Aim of the exercise: Transcribe the records that follow exactly. Skip the pictures.

----

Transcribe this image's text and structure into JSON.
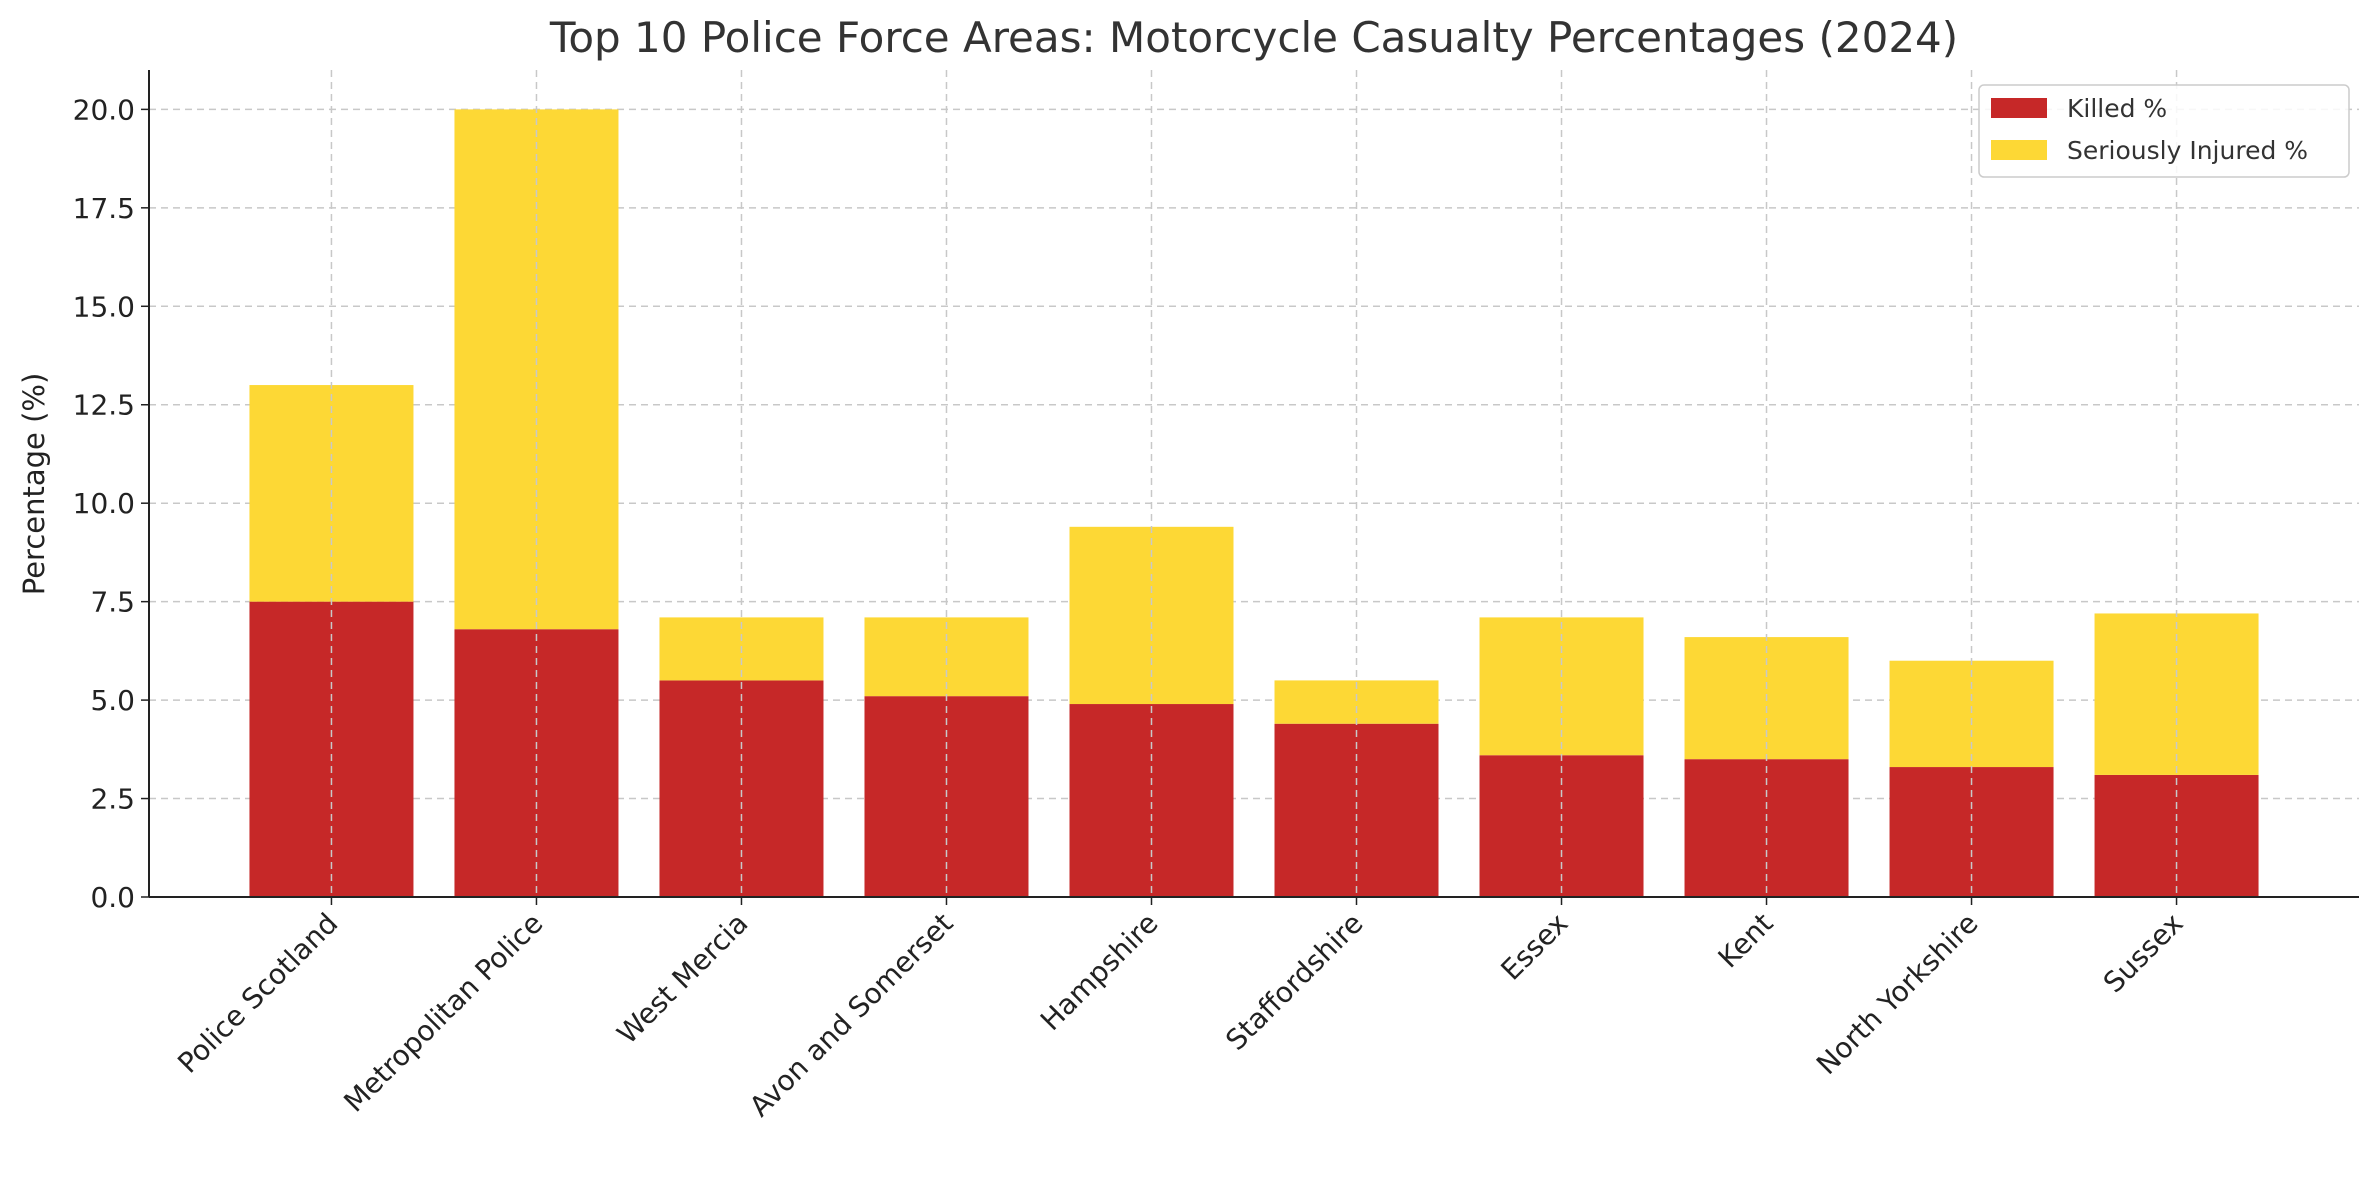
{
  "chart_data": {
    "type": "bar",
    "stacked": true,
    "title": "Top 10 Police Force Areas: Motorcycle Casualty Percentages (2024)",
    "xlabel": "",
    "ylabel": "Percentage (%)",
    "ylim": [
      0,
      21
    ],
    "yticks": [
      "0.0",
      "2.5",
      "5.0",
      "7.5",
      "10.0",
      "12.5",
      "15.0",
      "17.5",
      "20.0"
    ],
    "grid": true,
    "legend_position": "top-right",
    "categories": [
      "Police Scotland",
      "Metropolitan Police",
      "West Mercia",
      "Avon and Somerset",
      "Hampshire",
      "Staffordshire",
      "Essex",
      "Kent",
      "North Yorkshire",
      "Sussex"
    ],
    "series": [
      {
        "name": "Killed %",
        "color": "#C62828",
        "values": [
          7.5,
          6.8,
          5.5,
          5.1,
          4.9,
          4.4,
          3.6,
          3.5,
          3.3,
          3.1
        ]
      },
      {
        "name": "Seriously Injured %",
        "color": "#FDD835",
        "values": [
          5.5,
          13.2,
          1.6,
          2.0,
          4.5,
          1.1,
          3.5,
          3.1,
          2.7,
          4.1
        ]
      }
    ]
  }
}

----

Reply:
Transcribe this image's text and structure into JSON.
{
  "chart_data": {
    "type": "bar",
    "stacked": true,
    "title": "Top 10 Police Force Areas: Motorcycle Casualty Percentages (2024)",
    "xlabel": "",
    "ylabel": "Percentage (%)",
    "ylim": [
      0,
      21
    ],
    "yticks": [
      "0.0",
      "2.5",
      "5.0",
      "7.5",
      "10.0",
      "12.5",
      "15.0",
      "17.5",
      "20.0"
    ],
    "grid": true,
    "legend_position": "top-right",
    "categories": [
      "Police Scotland",
      "Metropolitan Police",
      "West Mercia",
      "Avon and Somerset",
      "Hampshire",
      "Staffordshire",
      "Essex",
      "Kent",
      "North Yorkshire",
      "Sussex"
    ],
    "series": [
      {
        "name": "Killed %",
        "color": "#C62828",
        "values": [
          7.5,
          6.8,
          5.5,
          5.1,
          4.9,
          4.4,
          3.6,
          3.5,
          3.3,
          3.1
        ]
      },
      {
        "name": "Seriously Injured %",
        "color": "#FDD835",
        "values": [
          5.5,
          13.2,
          1.6,
          2.0,
          4.5,
          1.1,
          3.5,
          3.1,
          2.7,
          4.1
        ]
      }
    ]
  }
}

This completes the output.